-- BEGIN --
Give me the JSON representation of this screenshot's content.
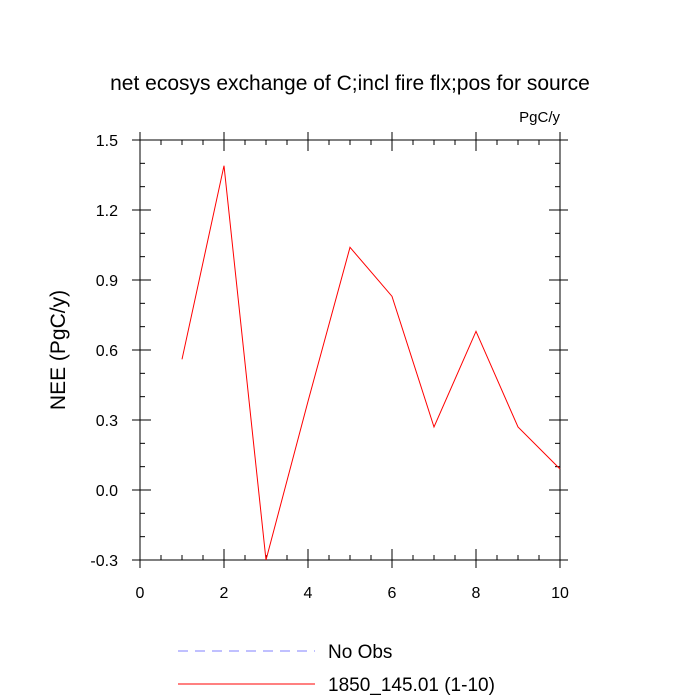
{
  "chart_data": {
    "type": "line",
    "title": "net ecosys exchange of C;incl fire flx;pos for source",
    "units_label": "PgC/y",
    "ylabel": "NEE  (PgC/y)",
    "xlabel": "",
    "xlim": [
      0,
      10
    ],
    "ylim": [
      -0.3,
      1.5
    ],
    "xticks": [
      0,
      2,
      4,
      6,
      8,
      10
    ],
    "xtick_labels": [
      "0",
      "2",
      "4",
      "6",
      "8",
      "10"
    ],
    "yticks": [
      -0.3,
      0.0,
      0.3,
      0.6,
      0.9,
      1.2,
      1.5
    ],
    "ytick_labels": [
      "-0.3",
      "0.0",
      "0.3",
      "0.6",
      "0.9",
      "1.2",
      "1.5"
    ],
    "grid": false,
    "legend_position": "bottom",
    "series": [
      {
        "name": "No Obs",
        "color": "#8080ff",
        "dash": "dashed",
        "x": [],
        "y": []
      },
      {
        "name": "1850_145.01 (1-10)",
        "color": "#ff0000",
        "dash": "solid",
        "x": [
          1,
          2,
          3,
          4,
          5,
          6,
          7,
          8,
          9,
          10
        ],
        "y": [
          0.56,
          1.39,
          -0.3,
          0.38,
          1.04,
          0.83,
          0.27,
          0.68,
          0.27,
          0.09
        ]
      }
    ]
  }
}
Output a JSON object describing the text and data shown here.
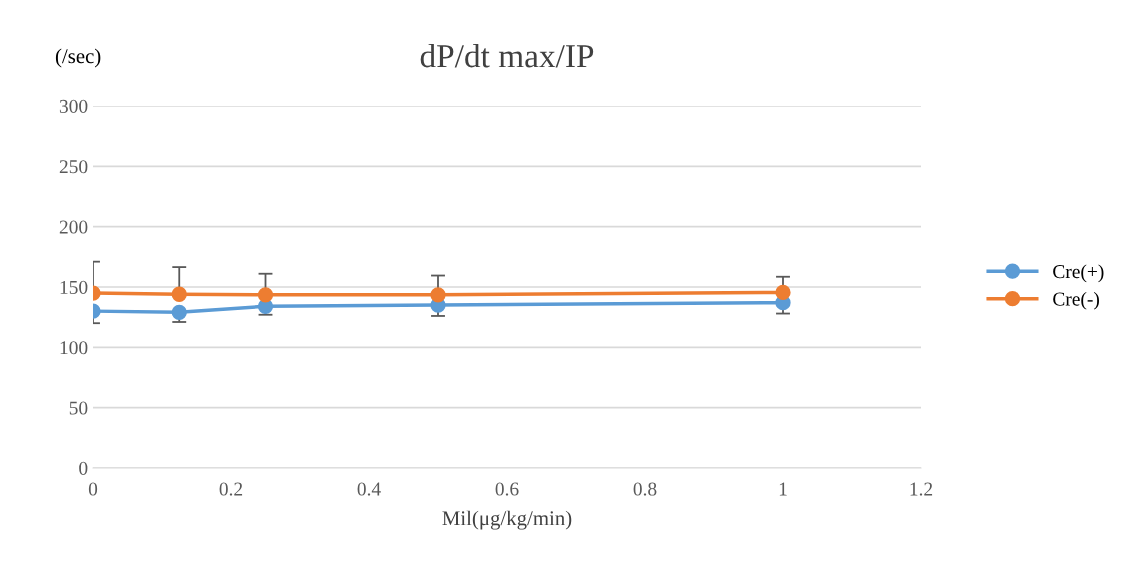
{
  "chart_data": {
    "type": "line",
    "title": "dP/dt max/IP",
    "xlabel": "Mil(μg/kg/min)",
    "ylabel": "(/sec)",
    "x": [
      0,
      0.125,
      0.25,
      0.5,
      1
    ],
    "series": [
      {
        "name": "Cre(+)",
        "color": "#5b9bd5",
        "values": [
          130,
          129,
          134,
          135,
          137
        ],
        "errors": [
          [
            120,
            130
          ],
          [
            121,
            129
          ],
          [
            127,
            134
          ],
          [
            126,
            135
          ],
          [
            128,
            137
          ]
        ]
      },
      {
        "name": "Cre(-)",
        "color": "#ed7d31",
        "values": [
          145,
          144,
          143.5,
          143.5,
          145.5
        ],
        "errors": [
          [
            145,
            171
          ],
          [
            144,
            166.5
          ],
          [
            143.5,
            161
          ],
          [
            143.5,
            159.5
          ],
          [
            145.5,
            158.5
          ]
        ]
      }
    ],
    "xlim": [
      0,
      1.2
    ],
    "xticks": [
      {
        "value": 0,
        "label": "0"
      },
      0.2,
      0.4,
      0.6,
      0.8,
      {
        "value": 1,
        "label": "1"
      },
      1.2
    ],
    "ylim": [
      0,
      300
    ],
    "yticks": [
      0,
      50,
      100,
      150,
      200,
      250,
      300
    ],
    "grid": "y",
    "legend": "right",
    "marker": "circle",
    "line_style": "solid"
  }
}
-- END --
__PROMPT__
All of the lines above should be printed exactly, minus the pictures.

__RESPONSE TO THE EXERCISE__
Give me the JSON representation of this screenshot's content.
{
  "chart_data": {
    "type": "line",
    "title": "net ecosys exchange of C;incl fire flx;pos for source",
    "units_label": "PgC/y",
    "ylabel": "NEE  (PgC/y)",
    "xlabel": "",
    "xlim": [
      0,
      10
    ],
    "ylim": [
      -0.3,
      1.5
    ],
    "xticks": [
      0,
      2,
      4,
      6,
      8,
      10
    ],
    "xtick_labels": [
      "0",
      "2",
      "4",
      "6",
      "8",
      "10"
    ],
    "yticks": [
      -0.3,
      0.0,
      0.3,
      0.6,
      0.9,
      1.2,
      1.5
    ],
    "ytick_labels": [
      "-0.3",
      "0.0",
      "0.3",
      "0.6",
      "0.9",
      "1.2",
      "1.5"
    ],
    "grid": false,
    "legend_position": "bottom",
    "series": [
      {
        "name": "No Obs",
        "color": "#8080ff",
        "dash": "dashed",
        "x": [],
        "y": []
      },
      {
        "name": "1850_145.01 (1-10)",
        "color": "#ff0000",
        "dash": "solid",
        "x": [
          1,
          2,
          3,
          4,
          5,
          6,
          7,
          8,
          9,
          10
        ],
        "y": [
          0.56,
          1.39,
          -0.3,
          0.38,
          1.04,
          0.83,
          0.27,
          0.68,
          0.27,
          0.09
        ]
      }
    ]
  }
}
Output a JSON object describing the text and data shown here.
{
  "chart_data": {
    "type": "line",
    "title": "dP/dt max/IP",
    "xlabel": "Mil(μg/kg/min)",
    "ylabel": "(/sec)",
    "x": [
      0,
      0.125,
      0.25,
      0.5,
      1
    ],
    "series": [
      {
        "name": "Cre(+)",
        "color": "#5b9bd5",
        "values": [
          130,
          129,
          134,
          135,
          137
        ],
        "errors": [
          [
            120,
            130
          ],
          [
            121,
            129
          ],
          [
            127,
            134
          ],
          [
            126,
            135
          ],
          [
            128,
            137
          ]
        ]
      },
      {
        "name": "Cre(-)",
        "color": "#ed7d31",
        "values": [
          145,
          144,
          143.5,
          143.5,
          145.5
        ],
        "errors": [
          [
            145,
            171
          ],
          [
            144,
            166.5
          ],
          [
            143.5,
            161
          ],
          [
            143.5,
            159.5
          ],
          [
            145.5,
            158.5
          ]
        ]
      }
    ],
    "xlim": [
      0,
      1.2
    ],
    "xticks": [
      {
        "value": 0,
        "label": "0"
      },
      0.2,
      0.4,
      0.6,
      0.8,
      {
        "value": 1,
        "label": "1"
      },
      1.2
    ],
    "ylim": [
      0,
      300
    ],
    "yticks": [
      0,
      50,
      100,
      150,
      200,
      250,
      300
    ],
    "grid": "y",
    "legend": "right",
    "marker": "circle",
    "line_style": "solid"
  }
}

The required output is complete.